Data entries
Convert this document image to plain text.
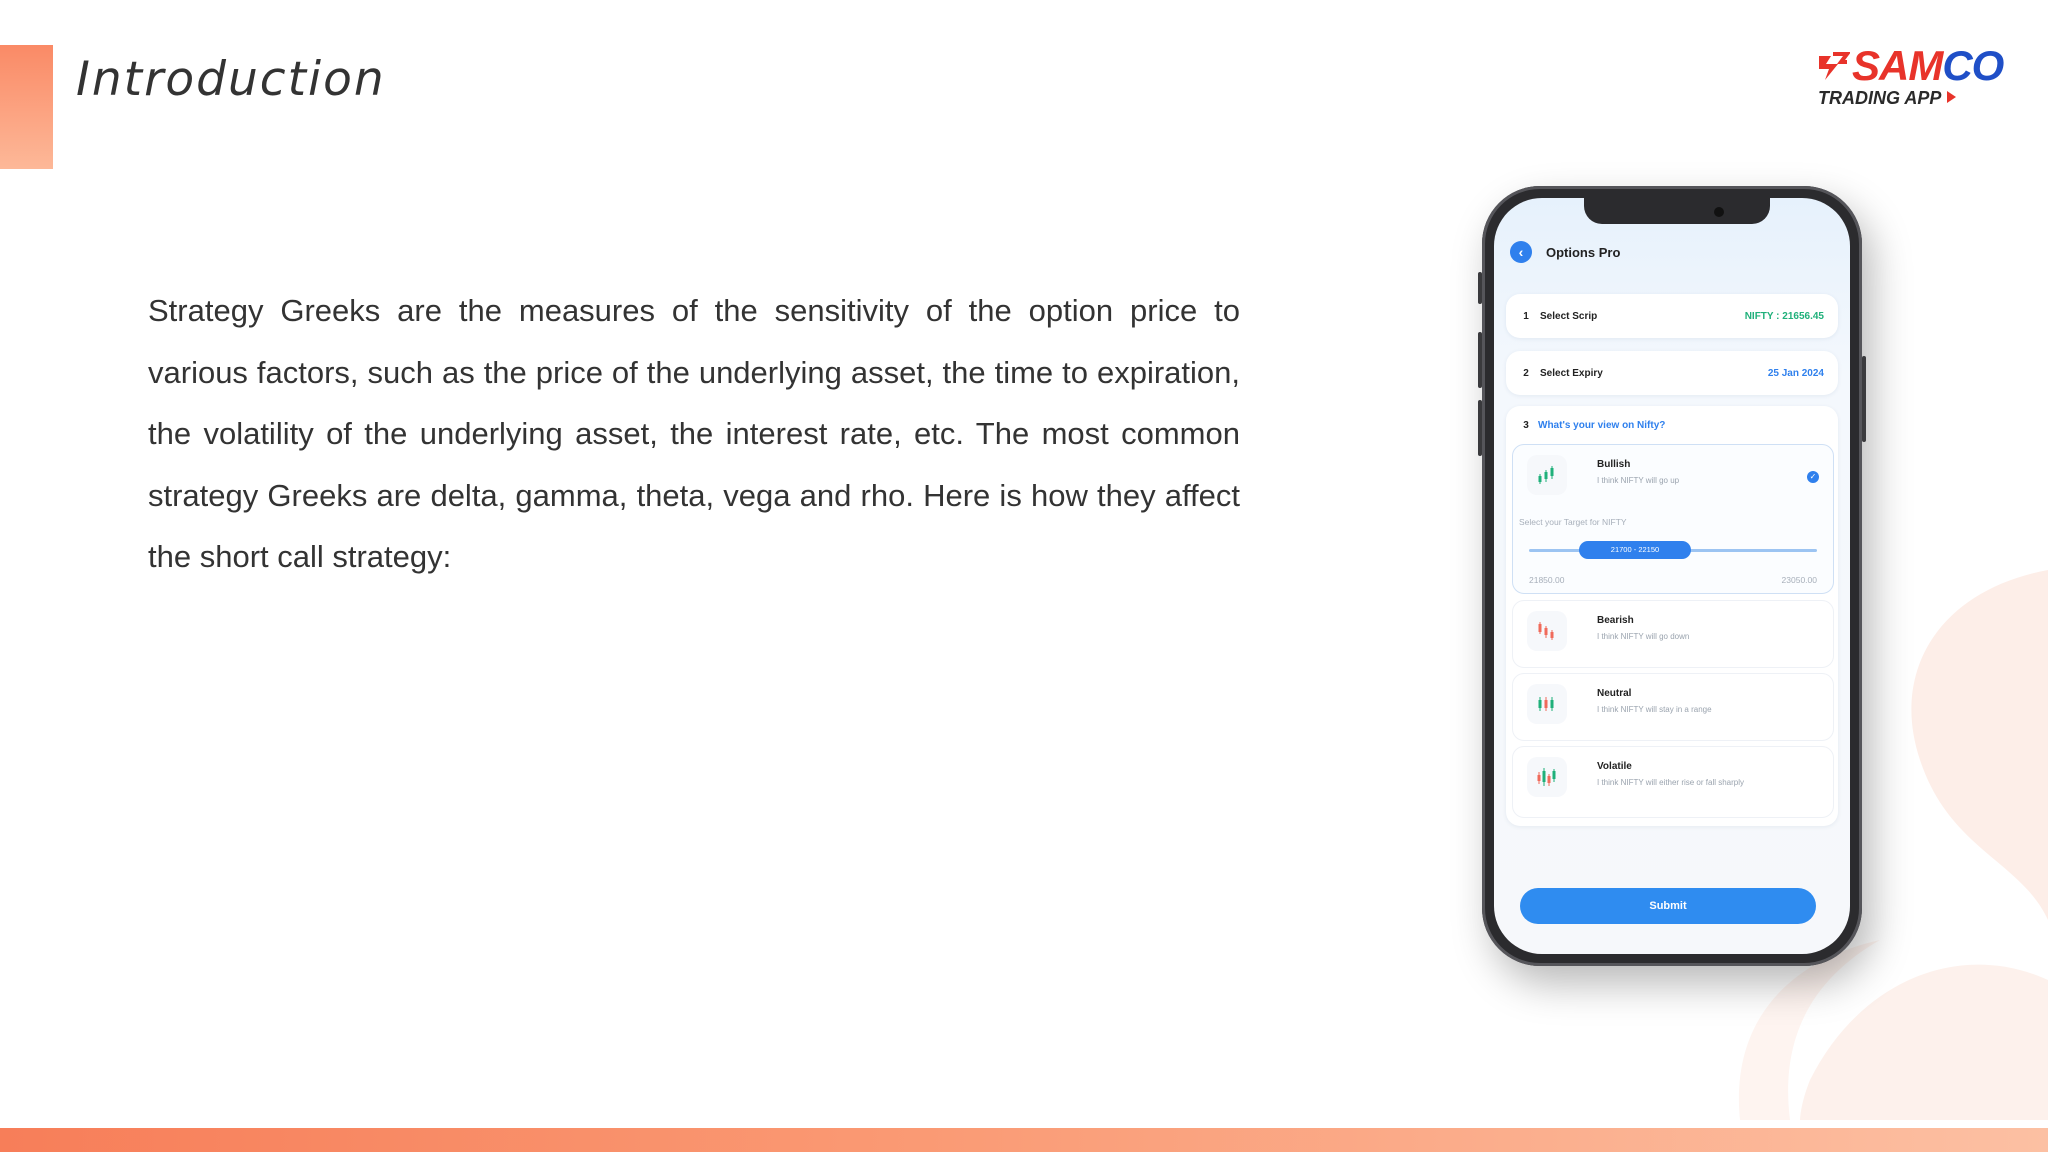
Introduction	SAMCO
TRADING APP

Strategy Greeks are the measures of the sensitivity of the option price to various factors, such as the price of the underlying asset, the time to expiration, the volatility of the underlying asset, the interest rate, etc. The most common strategy Greeks are delta, gamma, theta, vega and rho. Here is how they affect the short call strategy:

‹ Options Pro
1	Select Scrip	NIFTY : 21656.45
2	Select Expiry	25 Jan 2024
3 What's your view on Nifty?
Bullish
I think NIFTY will go up	✓
Select your Target for NIFTY
21700 - 22150
21850.00	23050.00
Bearish
I think NIFTY will go down
Neutral
I think NIFTY will stay in a range
Volatile
I think NIFTY will either rise or fall sharply
Submit
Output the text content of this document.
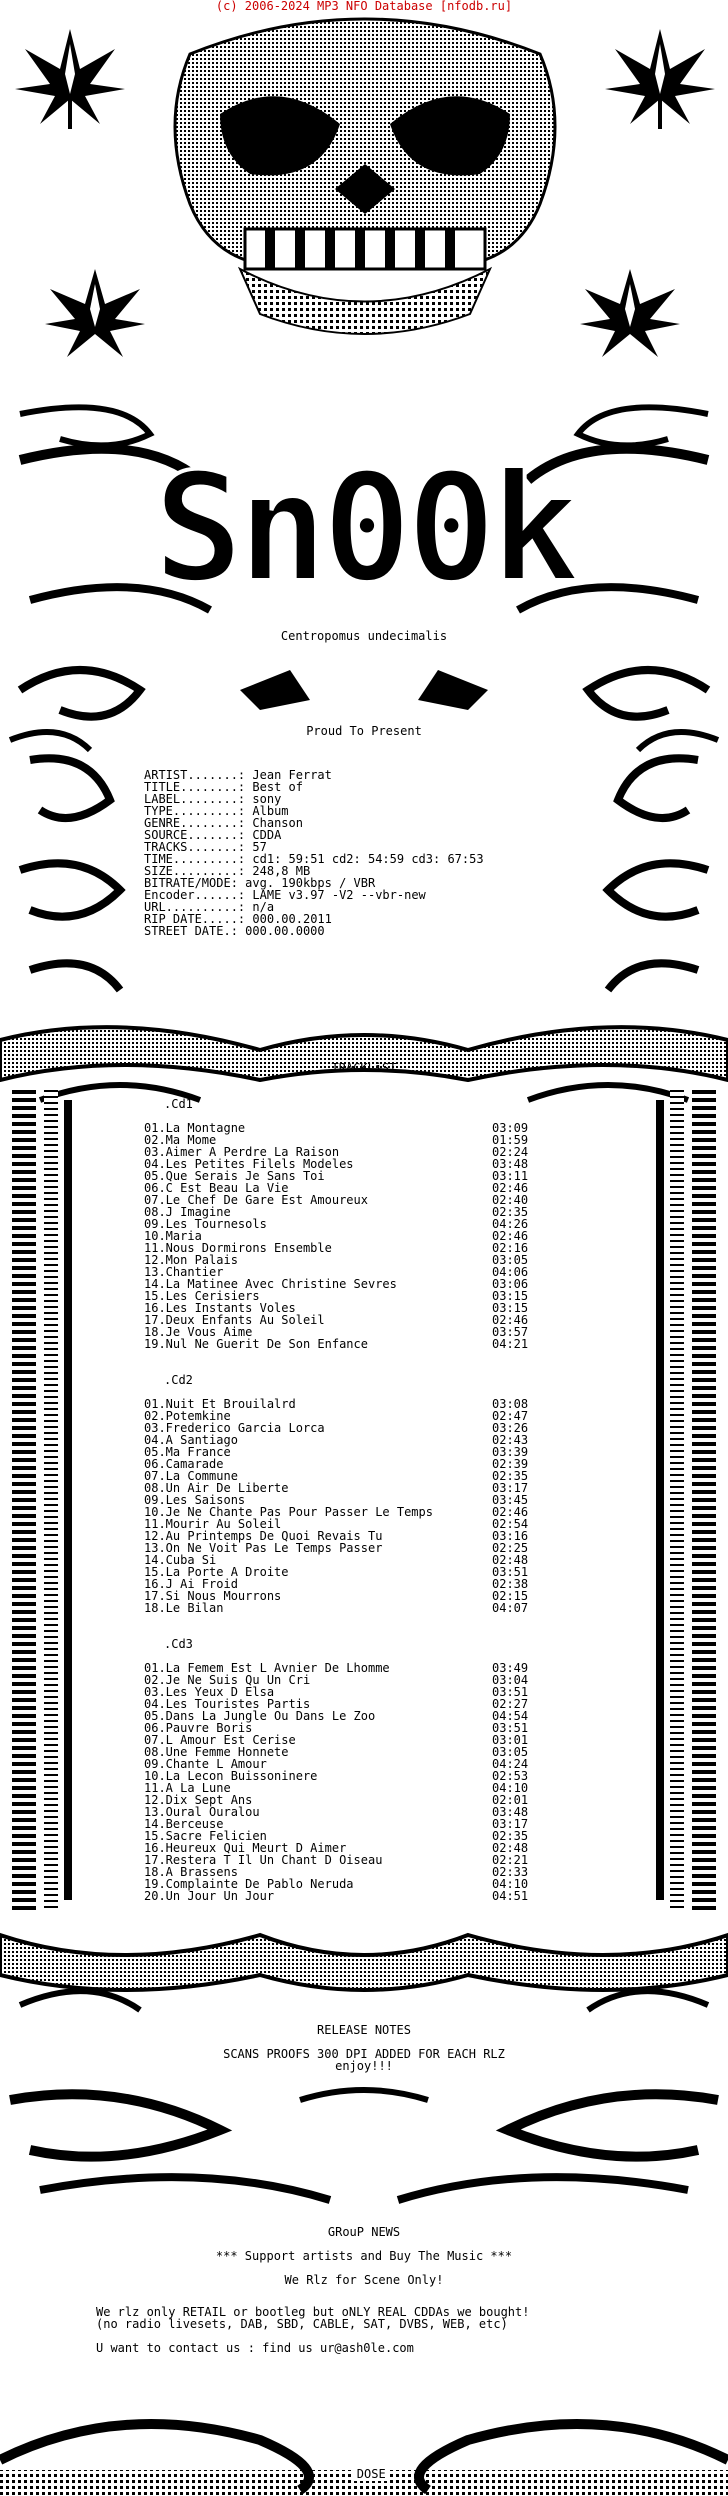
(c) 2006-2024 MP3 NFO Database [nfodb.ru]
Sn00k
Centropomus undecimalis
Proud To Present
ARTIST.......: Jean Ferrat
TITLE........: Best of
LABEL........: sony
TYPE.........: Album
GENRE........: Chanson
SOURCE.......: CDDA
TRACKS.......: 57
TIME.........: cd1: 59:51 cd2: 54:59 cd3: 67:53
SIZE.........: 248,8 MB
BITRATE/MODE: avg. 190kbps / VBR
Encoder......: LAME v3.97 -V2 --vbr-new
URL..........: n/a
RIP DATE.....: 000.00.2011
STREET DATE.: 000.00.0000
TRACKLiST
.Cd1
01.La Montagne	03:09
02.Ma Mome	01:59
03.Aimer A Perdre La Raison	02:24
04.Les Petites Filels Modeles	03:48
05.Que Serais Je Sans Toi	03:11
06.C Est Beau La Vie	02:46
07.Le Chef De Gare Est Amoureux	02:40
08.J Imagine	02:35
09.Les Tournesols	04:26
10.Maria	02:46
11.Nous Dormirons Ensemble	02:16
12.Mon Palais	03:05
13.Chantier	04:06
14.La Matinee Avec Christine Sevres	03:06
15.Les Cerisiers	03:15
16.Les Instants Voles	03:15
17.Deux Enfants Au Soleil	02:46
18.Je Vous Aime	03:57
19.Nul Ne Guerit De Son Enfance	04:21
.Cd2
01.Nuit Et Brouilalrd	03:08
02.Potemkine	02:47
03.Frederico Garcia Lorca	03:26
04.A Santiago	02:43
05.Ma France	03:39
06.Camarade	02:39
07.La Commune	02:35
08.Un Air De Liberte	03:17
09.Les Saisons	03:45
10.Je Ne Chante Pas Pour Passer Le Temps	02:46
11.Mourir Au Soleil	02:54
12.Au Printemps De Quoi Revais Tu	03:16
13.On Ne Voit Pas Le Temps Passer	02:25
14.Cuba Si	02:48
15.La Porte A Droite	03:51
16.J Ai Froid	02:38
17.Si Nous Mourrons	02:15
18.Le Bilan	04:07
.Cd3
01.La Femem Est L Avnier De Lhomme	03:49
02.Je Ne Suis Qu Un Cri	03:04
03.Les Yeux D Elsa	03:51
04.Les Touristes Partis	02:27
05.Dans La Jungle Ou Dans Le Zoo	04:54
06.Pauvre Boris	03:51
07.L Amour Est Cerise	03:01
08.Une Femme Honnete	03:05
09.Chante L Amour	04:24
10.La Lecon Buissoninere	02:53
11.A La Lune	04:10
12.Dix Sept Ans	02:01
13.Oural Ouralou	03:48
14.Berceuse	03:17
15.Sacre Felicien	02:35
16.Heureux Qui Meurt D Aimer	02:48
17.Restera T Il Un Chant D Oiseau	02:21
18.A Brassens	02:33
19.Complainte De Pablo Neruda	04:10
20.Un Jour Un Jour	04:51
RELEASE NOTES
SCANS PROOFS 300 DPI ADDED FOR EACH RLZ
enjoy!!!
GRouP NEWS
*** Support artists and Buy The Music ***
We Rlz for Scene Only!
We rlz only RETAIL or bootleg but oNLY REAL CDDAs we bought!
(no radio livesets, DAB, SBD, CABLE, SAT, DVBS, WEB, etc)
U want to contact us : find us ur@ash0le.com

DOSE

-- Exercise --
Reproduce each entry precisely, dropping only the pictures.

-- Task output --
Convert this document image to plain text.
Introduction	SAMCO
TRADING APP

Strategy Greeks are the measures of the sensitivity of the option price to various factors, such as the price of the underlying asset, the time to expiration, the volatility of the underlying asset, the interest rate, etc. The most common strategy Greeks are delta, gamma, theta, vega and rho. Here is how they affect the short call strategy:

‹ Options Pro
1	Select Scrip	NIFTY : 21656.45
2	Select Expiry	25 Jan 2024
3 What's your view on Nifty?
Bullish
I think NIFTY will go up	✓
Select your Target for NIFTY
21700 - 22150
21850.00	23050.00
Bearish
I think NIFTY will go down
Neutral
I think NIFTY will stay in a range
Volatile
I think NIFTY will either rise or fall sharply
Submit
Output the text content of this document.
(c) 2006-2024 MP3 NFO Database [nfodb.ru]
Sn00k
Centropomus undecimalis
Proud To Present
ARTIST.......: Jean Ferrat
TITLE........: Best of
LABEL........: sony
TYPE.........: Album
GENRE........: Chanson
SOURCE.......: CDDA
TRACKS.......: 57
TIME.........: cd1: 59:51 cd2: 54:59 cd3: 67:53
SIZE.........: 248,8 MB
BITRATE/MODE: avg. 190kbps / VBR
Encoder......: LAME v3.97 -V2 --vbr-new
URL..........: n/a
RIP DATE.....: 000.00.2011
STREET DATE.: 000.00.0000
TRACKLiST
.Cd1
01.La Montagne	03:09
02.Ma Mome	01:59
03.Aimer A Perdre La Raison	02:24
04.Les Petites Filels Modeles	03:48
05.Que Serais Je Sans Toi	03:11
06.C Est Beau La Vie	02:46
07.Le Chef De Gare Est Amoureux	02:40
08.J Imagine	02:35
09.Les Tournesols	04:26
10.Maria	02:46
11.Nous Dormirons Ensemble	02:16
12.Mon Palais	03:05
13.Chantier	04:06
14.La Matinee Avec Christine Sevres	03:06
15.Les Cerisiers	03:15
16.Les Instants Voles	03:15
17.Deux Enfants Au Soleil	02:46
18.Je Vous Aime	03:57
19.Nul Ne Guerit De Son Enfance	04:21
.Cd2
01.Nuit Et Brouilalrd	03:08
02.Potemkine	02:47
03.Frederico Garcia Lorca	03:26
04.A Santiago	02:43
05.Ma France	03:39
06.Camarade	02:39
07.La Commune	02:35
08.Un Air De Liberte	03:17
09.Les Saisons	03:45
10.Je Ne Chante Pas Pour Passer Le Temps	02:46
11.Mourir Au Soleil	02:54
12.Au Printemps De Quoi Revais Tu	03:16
13.On Ne Voit Pas Le Temps Passer	02:25
14.Cuba Si	02:48
15.La Porte A Droite	03:51
16.J Ai Froid	02:38
17.Si Nous Mourrons	02:15
18.Le Bilan	04:07
.Cd3
01.La Femem Est L Avnier De Lhomme	03:49
02.Je Ne Suis Qu Un Cri	03:04
03.Les Yeux D Elsa	03:51
04.Les Touristes Partis	02:27
05.Dans La Jungle Ou Dans Le Zoo	04:54
06.Pauvre Boris	03:51
07.L Amour Est Cerise	03:01
08.Une Femme Honnete	03:05
09.Chante L Amour	04:24
10.La Lecon Buissoninere	02:53
11.A La Lune	04:10
12.Dix Sept Ans	02:01
13.Oural Ouralou	03:48
14.Berceuse	03:17
15.Sacre Felicien	02:35
16.Heureux Qui Meurt D Aimer	02:48
17.Restera T Il Un Chant D Oiseau	02:21
18.A Brassens	02:33
19.Complainte De Pablo Neruda	04:10
20.Un Jour Un Jour	04:51
RELEASE NOTES
SCANS PROOFS 300 DPI ADDED FOR EACH RLZ
enjoy!!!
GRouP NEWS
*** Support artists and Buy The Music ***
We Rlz for Scene Only!
We rlz only RETAIL or bootleg but oNLY REAL CDDAs we bought!
(no radio livesets, DAB, SBD, CABLE, SAT, DVBS, WEB, etc)
U want to contact us : find us ur@ash0le.com

DOSE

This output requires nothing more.